■ What is expected
Search the entries below. Return every line that has "Poor" in it.
+++ Records provided
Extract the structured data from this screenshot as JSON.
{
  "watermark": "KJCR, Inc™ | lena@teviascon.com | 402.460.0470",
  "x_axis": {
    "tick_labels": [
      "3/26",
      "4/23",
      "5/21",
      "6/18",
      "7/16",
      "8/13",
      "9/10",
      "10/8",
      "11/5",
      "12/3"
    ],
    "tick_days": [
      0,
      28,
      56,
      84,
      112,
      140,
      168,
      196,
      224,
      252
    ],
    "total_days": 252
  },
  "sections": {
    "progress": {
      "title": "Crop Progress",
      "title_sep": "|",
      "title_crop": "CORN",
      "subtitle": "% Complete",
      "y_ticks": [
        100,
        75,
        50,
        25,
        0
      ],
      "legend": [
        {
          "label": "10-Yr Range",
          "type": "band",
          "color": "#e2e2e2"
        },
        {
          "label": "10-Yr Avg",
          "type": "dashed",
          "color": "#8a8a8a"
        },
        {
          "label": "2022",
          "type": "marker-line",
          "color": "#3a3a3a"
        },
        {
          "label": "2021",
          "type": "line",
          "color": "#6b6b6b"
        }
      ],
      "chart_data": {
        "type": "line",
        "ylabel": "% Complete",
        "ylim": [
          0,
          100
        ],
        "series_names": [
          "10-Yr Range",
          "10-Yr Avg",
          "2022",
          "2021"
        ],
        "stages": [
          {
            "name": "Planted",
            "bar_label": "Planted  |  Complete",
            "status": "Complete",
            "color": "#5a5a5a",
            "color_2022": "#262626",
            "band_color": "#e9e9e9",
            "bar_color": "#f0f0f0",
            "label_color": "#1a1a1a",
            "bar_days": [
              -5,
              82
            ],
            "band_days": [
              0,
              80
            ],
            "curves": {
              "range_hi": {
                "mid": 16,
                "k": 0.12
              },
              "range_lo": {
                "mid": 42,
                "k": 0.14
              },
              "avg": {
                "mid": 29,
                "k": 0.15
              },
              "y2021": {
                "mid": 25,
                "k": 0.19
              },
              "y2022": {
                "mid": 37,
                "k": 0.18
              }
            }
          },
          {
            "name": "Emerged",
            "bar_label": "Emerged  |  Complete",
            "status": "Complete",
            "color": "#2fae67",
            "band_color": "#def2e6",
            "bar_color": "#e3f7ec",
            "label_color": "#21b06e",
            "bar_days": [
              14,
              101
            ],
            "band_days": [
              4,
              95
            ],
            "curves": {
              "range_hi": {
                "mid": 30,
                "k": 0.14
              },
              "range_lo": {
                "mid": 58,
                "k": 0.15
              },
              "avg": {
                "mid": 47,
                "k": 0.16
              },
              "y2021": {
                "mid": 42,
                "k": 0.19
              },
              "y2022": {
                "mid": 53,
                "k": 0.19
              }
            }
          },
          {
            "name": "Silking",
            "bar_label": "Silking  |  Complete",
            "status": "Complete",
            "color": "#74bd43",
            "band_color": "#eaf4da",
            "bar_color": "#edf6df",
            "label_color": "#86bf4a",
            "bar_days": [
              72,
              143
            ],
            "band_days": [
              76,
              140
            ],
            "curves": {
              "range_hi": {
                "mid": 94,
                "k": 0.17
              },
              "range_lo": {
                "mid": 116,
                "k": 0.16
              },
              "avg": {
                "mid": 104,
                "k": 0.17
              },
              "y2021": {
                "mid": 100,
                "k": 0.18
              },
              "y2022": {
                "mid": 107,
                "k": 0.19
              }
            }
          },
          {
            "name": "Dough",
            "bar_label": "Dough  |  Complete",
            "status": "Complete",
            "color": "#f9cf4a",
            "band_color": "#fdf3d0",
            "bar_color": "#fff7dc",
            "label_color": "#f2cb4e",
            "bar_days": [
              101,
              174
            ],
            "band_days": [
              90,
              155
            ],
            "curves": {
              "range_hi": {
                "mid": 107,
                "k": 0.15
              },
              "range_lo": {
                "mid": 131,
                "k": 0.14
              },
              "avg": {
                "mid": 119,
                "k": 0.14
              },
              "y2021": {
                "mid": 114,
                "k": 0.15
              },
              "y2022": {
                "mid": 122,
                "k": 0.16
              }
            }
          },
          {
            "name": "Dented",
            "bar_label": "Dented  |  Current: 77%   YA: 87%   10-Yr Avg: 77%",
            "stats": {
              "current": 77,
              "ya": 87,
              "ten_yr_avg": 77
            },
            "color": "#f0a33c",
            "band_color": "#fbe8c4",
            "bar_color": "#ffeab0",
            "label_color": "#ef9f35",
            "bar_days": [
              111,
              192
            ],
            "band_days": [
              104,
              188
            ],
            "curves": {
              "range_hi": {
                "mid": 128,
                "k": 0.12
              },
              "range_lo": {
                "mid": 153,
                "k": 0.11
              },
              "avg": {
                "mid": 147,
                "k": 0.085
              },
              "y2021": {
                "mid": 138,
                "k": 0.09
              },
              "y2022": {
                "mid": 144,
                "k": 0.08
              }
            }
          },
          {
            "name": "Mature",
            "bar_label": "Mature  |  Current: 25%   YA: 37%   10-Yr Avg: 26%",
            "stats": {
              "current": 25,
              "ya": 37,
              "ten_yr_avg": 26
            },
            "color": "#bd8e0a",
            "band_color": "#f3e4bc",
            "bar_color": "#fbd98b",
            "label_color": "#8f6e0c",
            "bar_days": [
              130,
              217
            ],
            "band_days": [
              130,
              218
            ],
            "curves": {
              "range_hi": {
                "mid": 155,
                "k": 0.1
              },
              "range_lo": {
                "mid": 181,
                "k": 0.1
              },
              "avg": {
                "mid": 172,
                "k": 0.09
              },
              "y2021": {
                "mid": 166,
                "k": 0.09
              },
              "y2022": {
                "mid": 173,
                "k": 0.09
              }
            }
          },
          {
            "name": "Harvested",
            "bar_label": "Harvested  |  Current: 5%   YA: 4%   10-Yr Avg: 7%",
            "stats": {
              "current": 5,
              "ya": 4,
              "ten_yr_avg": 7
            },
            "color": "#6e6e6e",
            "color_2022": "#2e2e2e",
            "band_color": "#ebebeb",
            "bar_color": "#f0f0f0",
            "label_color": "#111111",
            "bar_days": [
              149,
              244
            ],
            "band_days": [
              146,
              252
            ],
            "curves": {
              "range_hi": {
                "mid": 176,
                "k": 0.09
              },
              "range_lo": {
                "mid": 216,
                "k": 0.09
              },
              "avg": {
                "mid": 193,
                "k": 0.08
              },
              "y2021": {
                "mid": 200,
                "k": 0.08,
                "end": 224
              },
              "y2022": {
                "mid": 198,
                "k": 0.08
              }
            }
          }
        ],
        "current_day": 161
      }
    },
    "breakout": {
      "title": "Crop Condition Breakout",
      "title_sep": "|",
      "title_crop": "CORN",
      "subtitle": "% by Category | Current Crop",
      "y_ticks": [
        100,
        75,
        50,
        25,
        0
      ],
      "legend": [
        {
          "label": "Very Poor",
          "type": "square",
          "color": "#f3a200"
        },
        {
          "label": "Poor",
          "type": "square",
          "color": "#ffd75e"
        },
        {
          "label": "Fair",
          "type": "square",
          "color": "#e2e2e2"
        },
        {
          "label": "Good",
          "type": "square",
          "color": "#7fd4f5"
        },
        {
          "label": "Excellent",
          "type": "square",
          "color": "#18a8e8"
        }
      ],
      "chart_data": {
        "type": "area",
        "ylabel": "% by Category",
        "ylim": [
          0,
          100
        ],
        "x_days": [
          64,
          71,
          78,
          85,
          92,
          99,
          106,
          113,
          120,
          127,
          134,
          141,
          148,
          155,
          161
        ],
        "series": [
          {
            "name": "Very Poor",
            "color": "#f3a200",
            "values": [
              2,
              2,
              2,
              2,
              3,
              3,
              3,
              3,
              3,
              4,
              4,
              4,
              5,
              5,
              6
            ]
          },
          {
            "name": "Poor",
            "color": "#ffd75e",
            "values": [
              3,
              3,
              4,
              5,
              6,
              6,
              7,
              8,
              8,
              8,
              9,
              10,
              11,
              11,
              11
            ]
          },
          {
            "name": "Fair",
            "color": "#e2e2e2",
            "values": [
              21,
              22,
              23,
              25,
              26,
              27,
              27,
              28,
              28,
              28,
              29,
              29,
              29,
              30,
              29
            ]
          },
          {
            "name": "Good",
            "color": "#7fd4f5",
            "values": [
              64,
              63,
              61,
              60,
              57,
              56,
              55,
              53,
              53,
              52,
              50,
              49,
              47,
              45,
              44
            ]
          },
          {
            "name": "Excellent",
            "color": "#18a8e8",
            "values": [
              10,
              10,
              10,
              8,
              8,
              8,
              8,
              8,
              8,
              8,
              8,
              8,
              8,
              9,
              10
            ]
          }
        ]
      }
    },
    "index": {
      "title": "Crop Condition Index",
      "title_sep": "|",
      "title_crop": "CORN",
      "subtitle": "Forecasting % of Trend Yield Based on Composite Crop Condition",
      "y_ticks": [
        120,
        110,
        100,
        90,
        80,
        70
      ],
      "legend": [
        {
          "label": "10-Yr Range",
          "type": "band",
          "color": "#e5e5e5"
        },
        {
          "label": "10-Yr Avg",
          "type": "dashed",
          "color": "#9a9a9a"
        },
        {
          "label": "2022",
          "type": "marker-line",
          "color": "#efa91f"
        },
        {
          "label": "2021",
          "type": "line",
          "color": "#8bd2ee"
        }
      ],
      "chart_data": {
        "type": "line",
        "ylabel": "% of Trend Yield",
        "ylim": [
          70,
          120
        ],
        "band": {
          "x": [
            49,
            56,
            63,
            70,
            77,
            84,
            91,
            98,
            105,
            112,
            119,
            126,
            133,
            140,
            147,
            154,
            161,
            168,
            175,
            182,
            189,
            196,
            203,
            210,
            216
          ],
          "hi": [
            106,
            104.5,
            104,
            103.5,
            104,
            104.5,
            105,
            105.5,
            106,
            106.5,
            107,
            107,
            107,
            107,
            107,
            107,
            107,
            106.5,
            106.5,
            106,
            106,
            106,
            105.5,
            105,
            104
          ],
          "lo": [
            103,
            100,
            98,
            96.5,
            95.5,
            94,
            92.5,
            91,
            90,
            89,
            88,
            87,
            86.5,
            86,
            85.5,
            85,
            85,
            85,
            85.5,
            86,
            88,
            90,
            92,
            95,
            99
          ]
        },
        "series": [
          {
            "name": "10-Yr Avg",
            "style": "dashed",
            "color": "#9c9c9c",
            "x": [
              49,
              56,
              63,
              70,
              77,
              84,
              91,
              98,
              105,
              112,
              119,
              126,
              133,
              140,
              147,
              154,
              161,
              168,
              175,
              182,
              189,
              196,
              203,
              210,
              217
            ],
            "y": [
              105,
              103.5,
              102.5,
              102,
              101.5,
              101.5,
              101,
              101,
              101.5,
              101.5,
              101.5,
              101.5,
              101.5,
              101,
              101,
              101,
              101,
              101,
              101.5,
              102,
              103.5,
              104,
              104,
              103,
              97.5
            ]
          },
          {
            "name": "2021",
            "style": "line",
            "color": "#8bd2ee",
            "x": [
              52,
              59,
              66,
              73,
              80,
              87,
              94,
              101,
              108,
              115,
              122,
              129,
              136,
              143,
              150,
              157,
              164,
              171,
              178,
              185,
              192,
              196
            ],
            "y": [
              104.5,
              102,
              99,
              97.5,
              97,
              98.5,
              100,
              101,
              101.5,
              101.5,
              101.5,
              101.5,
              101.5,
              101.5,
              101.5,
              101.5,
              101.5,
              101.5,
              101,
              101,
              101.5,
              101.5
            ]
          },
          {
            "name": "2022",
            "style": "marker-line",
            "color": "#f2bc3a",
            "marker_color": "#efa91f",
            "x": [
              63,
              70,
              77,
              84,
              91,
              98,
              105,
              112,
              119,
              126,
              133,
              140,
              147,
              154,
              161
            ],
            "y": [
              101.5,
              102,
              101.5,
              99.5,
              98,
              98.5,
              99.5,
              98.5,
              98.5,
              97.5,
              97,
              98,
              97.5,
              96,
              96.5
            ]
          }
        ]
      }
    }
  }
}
++++++
■ Complete answer
          "label": "Very Poor",
          "label": "Poor",
            "name": "Very Poor",
            "name": "Poor",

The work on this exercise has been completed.